=== Job ===
Copy out all the records, word for word.

____________

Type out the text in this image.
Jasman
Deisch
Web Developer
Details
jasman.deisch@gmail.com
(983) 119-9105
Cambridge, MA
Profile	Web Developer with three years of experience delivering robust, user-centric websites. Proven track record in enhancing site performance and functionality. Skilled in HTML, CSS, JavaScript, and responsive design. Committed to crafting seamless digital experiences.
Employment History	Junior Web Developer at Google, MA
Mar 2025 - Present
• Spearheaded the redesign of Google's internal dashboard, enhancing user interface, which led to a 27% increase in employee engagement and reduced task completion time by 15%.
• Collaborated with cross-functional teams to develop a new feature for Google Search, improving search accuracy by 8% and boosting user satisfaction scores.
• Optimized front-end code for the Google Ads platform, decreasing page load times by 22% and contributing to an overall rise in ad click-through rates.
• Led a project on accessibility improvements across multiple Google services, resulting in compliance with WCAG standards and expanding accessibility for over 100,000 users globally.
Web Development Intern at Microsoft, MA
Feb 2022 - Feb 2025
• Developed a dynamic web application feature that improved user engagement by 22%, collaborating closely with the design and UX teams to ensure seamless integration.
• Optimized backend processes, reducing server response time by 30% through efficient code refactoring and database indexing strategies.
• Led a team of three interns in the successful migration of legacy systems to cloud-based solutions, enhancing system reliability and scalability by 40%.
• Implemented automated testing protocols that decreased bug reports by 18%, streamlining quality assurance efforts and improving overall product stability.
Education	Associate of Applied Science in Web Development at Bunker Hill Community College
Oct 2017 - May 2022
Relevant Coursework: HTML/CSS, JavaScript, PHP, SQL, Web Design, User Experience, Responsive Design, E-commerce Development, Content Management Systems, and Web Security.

____________

=== Solution to the problem ===
Type out the text in this image.
Jasman
Deisch
Web Developer
Details
jasman.deisch@gmail.com
(983) 119-9105
Cambridge, MA
Profile	Web Developer with three years of experience delivering robust, user-centric websites. Proven track record in enhancing site performance and functionality. Skilled in HTML, CSS, JavaScript, and responsive design. Committed to crafting seamless digital experiences.
Employment History	Junior Web Developer at Google, MA
Mar 2025 - Present
• Spearheaded the redesign of Google's internal dashboard, enhancing user interface, which led to a 27% increase in employee engagement and reduced task completion time by 15%.
• Collaborated with cross-functional teams to develop a new feature for Google Search, improving search accuracy by 8% and boosting user satisfaction scores.
• Optimized front-end code for the Google Ads platform, decreasing page load times by 22% and contributing to an overall rise in ad click-through rates.
• Led a project on accessibility improvements across multiple Google services, resulting in compliance with WCAG standards and expanding accessibility for over 100,000 users globally.
Web Development Intern at Microsoft, MA
Feb 2022 - Feb 2025
• Developed a dynamic web application feature that improved user engagement by 22%, collaborating closely with the design and UX teams to ensure seamless integration.
• Optimized backend processes, reducing server response time by 30% through efficient code refactoring and database indexing strategies.
• Led a team of three interns in the successful migration of legacy systems to cloud-based solutions, enhancing system reliability and scalability by 40%.
• Implemented automated testing protocols that decreased bug reports by 18%, streamlining quality assurance efforts and improving overall product stability.
Education	Associate of Applied Science in Web Development at Bunker Hill Community College
Oct 2017 - May 2022
Relevant Coursework: HTML/CSS, JavaScript, PHP, SQL, Web Design, User Experience, Responsive Design, E-commerce Development, Content Management Systems, and Web Security.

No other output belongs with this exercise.